**What the task requires:** Return every line of the listing below word for word, without the pictures.

(Items from a dataset)

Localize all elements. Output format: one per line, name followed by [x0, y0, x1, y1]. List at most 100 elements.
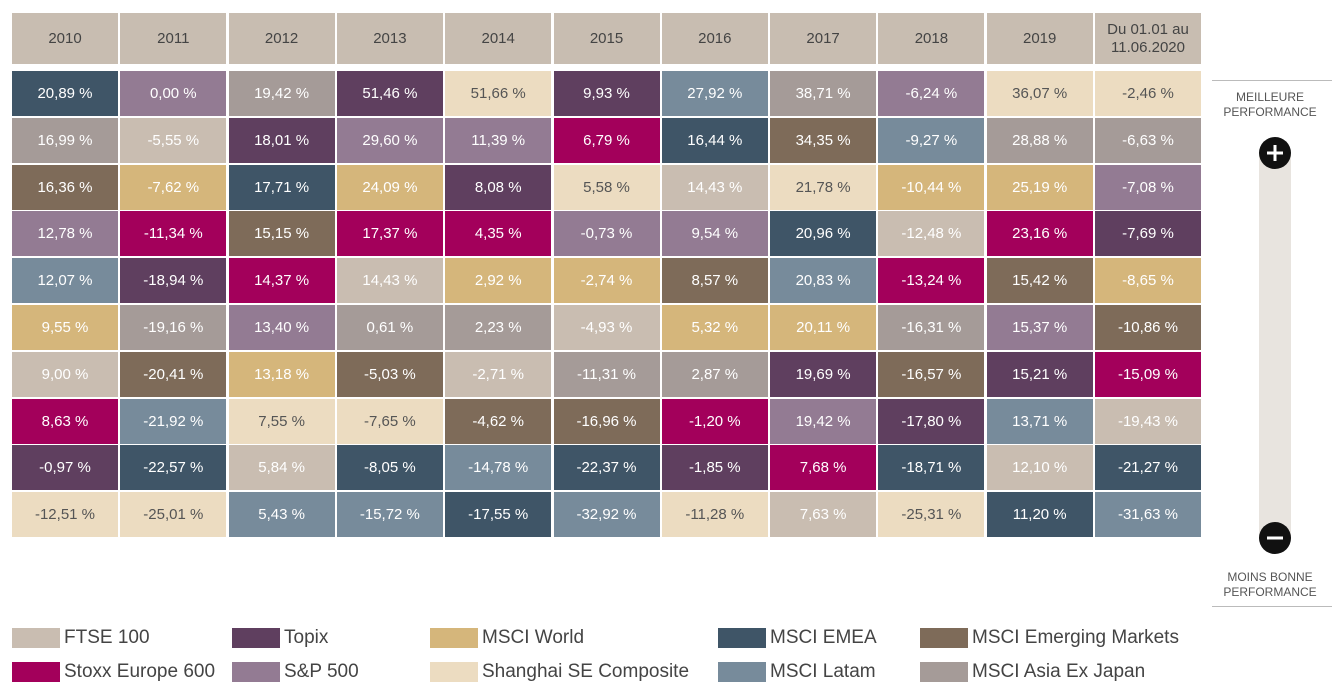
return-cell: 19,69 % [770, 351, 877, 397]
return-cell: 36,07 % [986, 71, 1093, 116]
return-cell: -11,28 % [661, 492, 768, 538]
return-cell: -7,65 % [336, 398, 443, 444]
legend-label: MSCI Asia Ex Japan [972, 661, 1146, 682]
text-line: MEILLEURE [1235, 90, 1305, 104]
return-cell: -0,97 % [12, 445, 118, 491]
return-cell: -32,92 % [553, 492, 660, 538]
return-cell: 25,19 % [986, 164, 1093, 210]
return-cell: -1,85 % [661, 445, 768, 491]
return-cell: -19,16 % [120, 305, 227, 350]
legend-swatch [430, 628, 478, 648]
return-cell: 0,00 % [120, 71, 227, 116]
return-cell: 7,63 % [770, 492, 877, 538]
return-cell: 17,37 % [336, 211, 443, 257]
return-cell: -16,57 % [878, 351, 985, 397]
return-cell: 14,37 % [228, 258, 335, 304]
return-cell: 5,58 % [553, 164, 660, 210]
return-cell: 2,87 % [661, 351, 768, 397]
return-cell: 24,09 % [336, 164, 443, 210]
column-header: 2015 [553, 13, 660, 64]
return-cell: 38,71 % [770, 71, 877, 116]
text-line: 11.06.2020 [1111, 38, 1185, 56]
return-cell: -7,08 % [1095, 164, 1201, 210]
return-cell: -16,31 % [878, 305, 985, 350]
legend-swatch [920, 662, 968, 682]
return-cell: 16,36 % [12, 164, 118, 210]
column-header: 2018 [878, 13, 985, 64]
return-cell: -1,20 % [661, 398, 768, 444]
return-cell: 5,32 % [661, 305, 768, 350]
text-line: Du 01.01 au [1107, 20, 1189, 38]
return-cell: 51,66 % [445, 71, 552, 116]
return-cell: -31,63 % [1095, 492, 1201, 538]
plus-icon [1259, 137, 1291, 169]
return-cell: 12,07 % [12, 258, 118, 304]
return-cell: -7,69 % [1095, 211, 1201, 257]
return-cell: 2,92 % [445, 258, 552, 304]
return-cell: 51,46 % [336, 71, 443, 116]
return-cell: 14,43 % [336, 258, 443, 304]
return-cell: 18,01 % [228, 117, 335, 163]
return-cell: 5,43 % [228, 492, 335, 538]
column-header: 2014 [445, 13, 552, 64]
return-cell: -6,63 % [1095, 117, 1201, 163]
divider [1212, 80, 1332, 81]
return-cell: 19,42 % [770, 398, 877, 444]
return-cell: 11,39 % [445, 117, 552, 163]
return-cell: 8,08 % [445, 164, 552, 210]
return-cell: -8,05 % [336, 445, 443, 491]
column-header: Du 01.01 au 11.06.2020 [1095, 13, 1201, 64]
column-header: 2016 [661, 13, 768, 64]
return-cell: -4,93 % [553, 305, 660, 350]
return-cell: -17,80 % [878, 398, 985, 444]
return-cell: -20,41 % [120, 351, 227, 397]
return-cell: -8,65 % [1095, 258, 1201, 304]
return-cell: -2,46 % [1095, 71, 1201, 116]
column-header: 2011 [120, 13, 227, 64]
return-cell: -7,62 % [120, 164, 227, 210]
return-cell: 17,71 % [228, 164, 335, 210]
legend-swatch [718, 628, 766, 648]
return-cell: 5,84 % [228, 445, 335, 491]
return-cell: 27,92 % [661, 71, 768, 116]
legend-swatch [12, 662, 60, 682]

**Correct result:**
Localize all elements. Output format: one per line, name followed by [x0, y0, x1, y1]. List at most 100 elements.
return-cell: 19,69 % [770, 351, 877, 397]
return-cell: 36,07 % [986, 71, 1093, 116]
return-cell: -11,28 % [661, 492, 768, 538]
return-cell: -7,65 % [336, 398, 443, 444]
legend-label: MSCI Asia Ex Japan [972, 661, 1146, 682]
text-line: MEILLEURE [1235, 90, 1305, 104]
return-cell: -0,97 % [12, 445, 118, 491]
return-cell: -32,92 % [553, 492, 660, 538]
return-cell: 25,19 % [986, 164, 1093, 210]
return-cell: -1,85 % [661, 445, 768, 491]
return-cell: -19,16 % [120, 305, 227, 350]
legend-swatch [430, 628, 478, 648]
return-cell: 0,00 % [120, 71, 227, 116]
return-cell: 7,63 % [770, 492, 877, 538]
return-cell: 17,37 % [336, 211, 443, 257]
return-cell: -16,57 % [878, 351, 985, 397]
return-cell: 14,37 % [228, 258, 335, 304]
return-cell: 5,58 % [553, 164, 660, 210]
return-cell: 2,87 % [661, 351, 768, 397]
return-cell: 24,09 % [336, 164, 443, 210]
column-header: 2015 [553, 13, 660, 64]
return-cell: 38,71 % [770, 71, 877, 116]
text-line: 11.06.2020 [1111, 38, 1185, 56]
return-cell: -7,08 % [1095, 164, 1201, 210]
return-cell: -16,31 % [878, 305, 985, 350]
legend-swatch [920, 662, 968, 682]
return-cell: 16,36 % [12, 164, 118, 210]
column-header: 2018 [878, 13, 985, 64]
return-cell: -1,20 % [661, 398, 768, 444]
return-cell: 5,32 % [661, 305, 768, 350]
text-line: Du 01.01 au [1107, 20, 1189, 38]
return-cell: 51,66 % [445, 71, 552, 116]
return-cell: -31,63 % [1095, 492, 1201, 538]
plus-icon [1259, 137, 1291, 169]
return-cell: 12,07 % [12, 258, 118, 304]
return-cell: -7,69 % [1095, 211, 1201, 257]
return-cell: 2,92 % [445, 258, 552, 304]
return-cell: 51,46 % [336, 71, 443, 116]
return-cell: 14,43 % [336, 258, 443, 304]
return-cell: 18,01 % [228, 117, 335, 163]
return-cell: 5,43 % [228, 492, 335, 538]
column-header: 2014 [445, 13, 552, 64]
return-cell: -6,63 % [1095, 117, 1201, 163]
divider [1212, 80, 1332, 81]
return-cell: 19,42 % [770, 398, 877, 444]
return-cell: 11,39 % [445, 117, 552, 163]
return-cell: 8,08 % [445, 164, 552, 210]
return-cell: -8,05 % [336, 445, 443, 491]
column-header: Du 01.01 au 11.06.2020 [1095, 13, 1201, 64]
column-header: 2016 [661, 13, 768, 64]
return-cell: -4,93 % [553, 305, 660, 350]
return-cell: -17,80 % [878, 398, 985, 444]
return-cell: -20,41 % [120, 351, 227, 397]
return-cell: -8,65 % [1095, 258, 1201, 304]
return-cell: -2,46 % [1095, 71, 1201, 116]
column-header: 2011 [120, 13, 227, 64]
return-cell: -7,62 % [120, 164, 227, 210]
return-cell: 17,71 % [228, 164, 335, 210]
legend-swatch [718, 628, 766, 648]
return-cell: 5,84 % [228, 445, 335, 491]
return-cell: 27,92 % [661, 71, 768, 116]
legend-swatch [12, 662, 60, 682]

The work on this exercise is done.